=== Goal ===
Rewrite the lines of the data below as a numbered list, omitting any blank lines and leaving out the pictures.

** Begin **

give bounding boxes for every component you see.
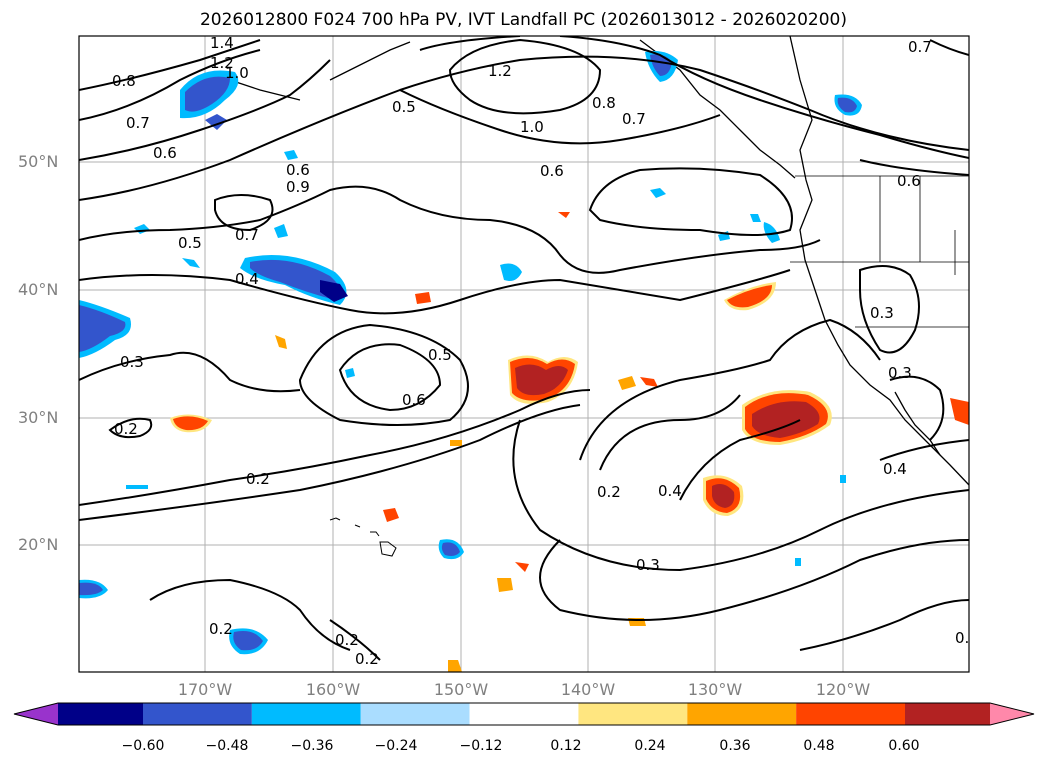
contour-label: 0.4	[658, 482, 682, 500]
colorbar-tick-label: −0.60	[121, 738, 165, 754]
colorbar	[13, 702, 1035, 726]
lon-label: 120°W	[815, 680, 871, 699]
contour-label: 1.0	[225, 64, 249, 82]
contour-label: 0.2	[335, 631, 359, 649]
colorbar-tick-label: 0.12	[550, 738, 582, 754]
colorbar-cell	[58, 703, 143, 725]
colorbar-tick-label: 0.48	[803, 738, 835, 754]
contour-label: 0.5	[178, 234, 202, 252]
colorbar-tick-label: −0.24	[374, 738, 418, 754]
colorbar-tick-label: −0.36	[290, 738, 334, 754]
contour-label: 0.5	[392, 98, 416, 116]
contour-label: 0.9	[286, 178, 310, 196]
contour-label: 0.7	[235, 226, 259, 244]
lon-label: 160°W	[305, 680, 361, 699]
contour-label: 0.2	[209, 620, 233, 638]
contour-label: 1.2	[488, 62, 512, 80]
colorbar-extend-high	[990, 703, 1034, 725]
lon-label: 130°W	[687, 680, 743, 699]
pv-contours	[79, 36, 969, 661]
colorbar-cell	[796, 703, 905, 725]
colorbar-cell	[687, 703, 797, 725]
colorbar-cell	[251, 703, 361, 725]
contour-label: 0.3	[888, 364, 912, 382]
colorbar-extend-low	[14, 703, 58, 725]
contour-label: 0.8	[112, 72, 136, 90]
lon-label: 140°W	[560, 680, 616, 699]
contour-label: 0.7	[908, 38, 932, 56]
contour-labels: 1.4 1.2 1.0 0.8 0.7 0.6 0.5 0.9 0.6 1.2 …	[112, 34, 979, 668]
colorbar-cell	[905, 703, 990, 725]
contour-label: 0.2	[246, 470, 270, 488]
contour-label: 0.5	[428, 346, 452, 364]
contour-label: 0.3	[636, 556, 660, 574]
gridlines	[79, 36, 969, 672]
contour-label: 1.0	[520, 118, 544, 136]
contour-label: 0.7	[622, 110, 646, 128]
colorbar-cell	[469, 703, 579, 725]
contour-label: 0.4	[883, 460, 907, 478]
lon-label: 150°W	[433, 680, 489, 699]
colorbar-tick-label: 0.60	[888, 738, 920, 754]
map-frame	[78, 35, 970, 673]
lat-label: 40°N	[18, 280, 59, 299]
lat-label: 20°N	[18, 535, 59, 554]
lat-label: 50°N	[18, 152, 59, 171]
colorbar-tick-label: 0.36	[719, 738, 751, 754]
contour-label: 0.6	[153, 144, 177, 162]
colorbar-tick-label: 0.24	[634, 738, 666, 754]
colorbar-cell	[578, 703, 688, 725]
contour-label: 0.2	[114, 420, 138, 438]
borders	[790, 175, 969, 328]
contour-label: 0.6	[540, 162, 564, 180]
contour-label: 0.7	[126, 114, 150, 132]
colorbar-tick-label: −0.12	[459, 738, 503, 754]
lat-label: 30°N	[18, 408, 59, 427]
contour-label: 1.4	[210, 34, 234, 52]
colorbar-cell	[360, 703, 470, 725]
contour-label: 0.2	[597, 483, 621, 501]
contour-label: 0.3	[120, 353, 144, 371]
map-title: 2026012800 F024 700 hPa PV, IVT Landfall…	[199, 10, 847, 30]
lon-label: 170°W	[177, 680, 233, 699]
contour-label: 0.4	[235, 270, 259, 288]
contour-label: 0.6	[897, 172, 921, 190]
contour-label: 0.6	[402, 391, 426, 409]
colorbar-tick-label: −0.48	[205, 738, 249, 754]
contour-label: 0.8	[592, 94, 616, 112]
contour-label: 0.6	[286, 161, 310, 179]
hawaii-islands	[329, 517, 397, 557]
colorbar-outline	[13, 702, 1035, 726]
contour-label: 0.2	[355, 650, 379, 668]
contour-label: 0.3	[870, 304, 894, 322]
positive-shading	[170, 212, 969, 672]
contour-label: 0.2	[955, 629, 979, 647]
contour-label: 1.2	[210, 54, 234, 72]
colorbar-cell	[143, 703, 252, 725]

** End **

=== Worked solution ===
1. give bounding boxes for every component you see.
2. contour-label: 0.4	[658, 482, 682, 500]
3. colorbar-tick-label: −0.60	[121, 738, 165, 754]
4. colorbar	[13, 702, 1035, 726]
5. lon-label: 120°W	[815, 680, 871, 699]
6. contour-label: 1.0	[225, 64, 249, 82]
7. contour-label: 0.2	[335, 631, 359, 649]
8. colorbar-tick-label: 0.12	[550, 738, 582, 754]
9. colorbar-cell	[58, 703, 143, 725]
10. colorbar-tick-label: 0.48	[803, 738, 835, 754]
11. contour-label: 0.5	[178, 234, 202, 252]
12. colorbar-tick-label: −0.24	[374, 738, 418, 754]
13. colorbar-tick-label: −0.36	[290, 738, 334, 754]
14. contour-label: 0.5	[392, 98, 416, 116]
15. contour-label: 0.9	[286, 178, 310, 196]
16. contour-label: 0.7	[235, 226, 259, 244]
17. lon-label: 160°W	[305, 680, 361, 699]
18. contour-label: 0.2	[209, 620, 233, 638]
19. contour-label: 1.2	[488, 62, 512, 80]
20. colorbar-extend-high	[990, 703, 1034, 725]
21. lon-label: 130°W	[687, 680, 743, 699]
22. pv-contours	[79, 36, 969, 661]
23. colorbar-cell	[796, 703, 905, 725]
24. colorbar-cell	[687, 703, 797, 725]
25. colorbar-cell	[251, 703, 361, 725]
26. contour-label: 0.3	[888, 364, 912, 382]
27. colorbar-extend-low	[14, 703, 58, 725]
28. contour-label: 0.8	[112, 72, 136, 90]
29. lon-label: 140°W	[560, 680, 616, 699]
30. contour-label: 0.7	[908, 38, 932, 56]
31. contour-labels: 1.4 1.2 1.0 0.8 0.7 0.6 0.5 0.9 0.6 1.2 …	[112, 34, 979, 668]
32. colorbar-cell	[905, 703, 990, 725]
33. contour-label: 0.2	[246, 470, 270, 488]
34. contour-label: 0.5	[428, 346, 452, 364]
35. contour-label: 0.3	[636, 556, 660, 574]
36. gridlines	[79, 36, 969, 672]
37. contour-label: 1.0	[520, 118, 544, 136]
38. contour-label: 0.7	[622, 110, 646, 128]
39. colorbar-cell	[469, 703, 579, 725]
40. contour-label: 0.4	[883, 460, 907, 478]
41. lon-label: 150°W	[433, 680, 489, 699]
42. colorbar-tick-label: 0.60	[888, 738, 920, 754]
43. map-frame	[78, 35, 970, 673]
44. lat-label: 40°N	[18, 280, 59, 299]
45. lat-label: 20°N	[18, 535, 59, 554]
46. lat-label: 50°N	[18, 152, 59, 171]
47. colorbar-tick-label: 0.36	[719, 738, 751, 754]
48. contour-label: 0.6	[153, 144, 177, 162]
49. colorbar-tick-label: 0.24	[634, 738, 666, 754]
50. colorbar-cell	[578, 703, 688, 725]
51. contour-label: 0.2	[114, 420, 138, 438]
52. borders	[790, 175, 969, 328]
53. contour-label: 0.6	[540, 162, 564, 180]
54. contour-label: 0.7	[126, 114, 150, 132]
55. colorbar-tick-label: −0.12	[459, 738, 503, 754]
56. lat-label: 30°N	[18, 408, 59, 427]
57. contour-label: 1.4	[210, 34, 234, 52]
58. colorbar-cell	[360, 703, 470, 725]
59. contour-label: 0.2	[597, 483, 621, 501]
60. contour-label: 0.3	[120, 353, 144, 371]
61. map-title: 2026012800 F024 700 hPa PV, IVT Landfall…	[199, 10, 847, 30]
62. lon-label: 170°W	[177, 680, 233, 699]
63. contour-label: 0.4	[235, 270, 259, 288]
64. contour-label: 0.6	[897, 172, 921, 190]
65. contour-label: 0.6	[402, 391, 426, 409]
66. colorbar-tick-label: −0.48	[205, 738, 249, 754]
67. contour-label: 0.8	[592, 94, 616, 112]
68. contour-label: 0.6	[286, 161, 310, 179]
69. hawaii-islands	[329, 517, 397, 557]
70. colorbar-outline	[13, 702, 1035, 726]
71. contour-label: 0.2	[355, 650, 379, 668]
72. contour-label: 0.3	[870, 304, 894, 322]
73. positive-shading	[170, 212, 969, 672]
74. contour-label: 0.2	[955, 629, 979, 647]
75. contour-label: 1.2	[210, 54, 234, 72]
76. colorbar-cell	[143, 703, 252, 725]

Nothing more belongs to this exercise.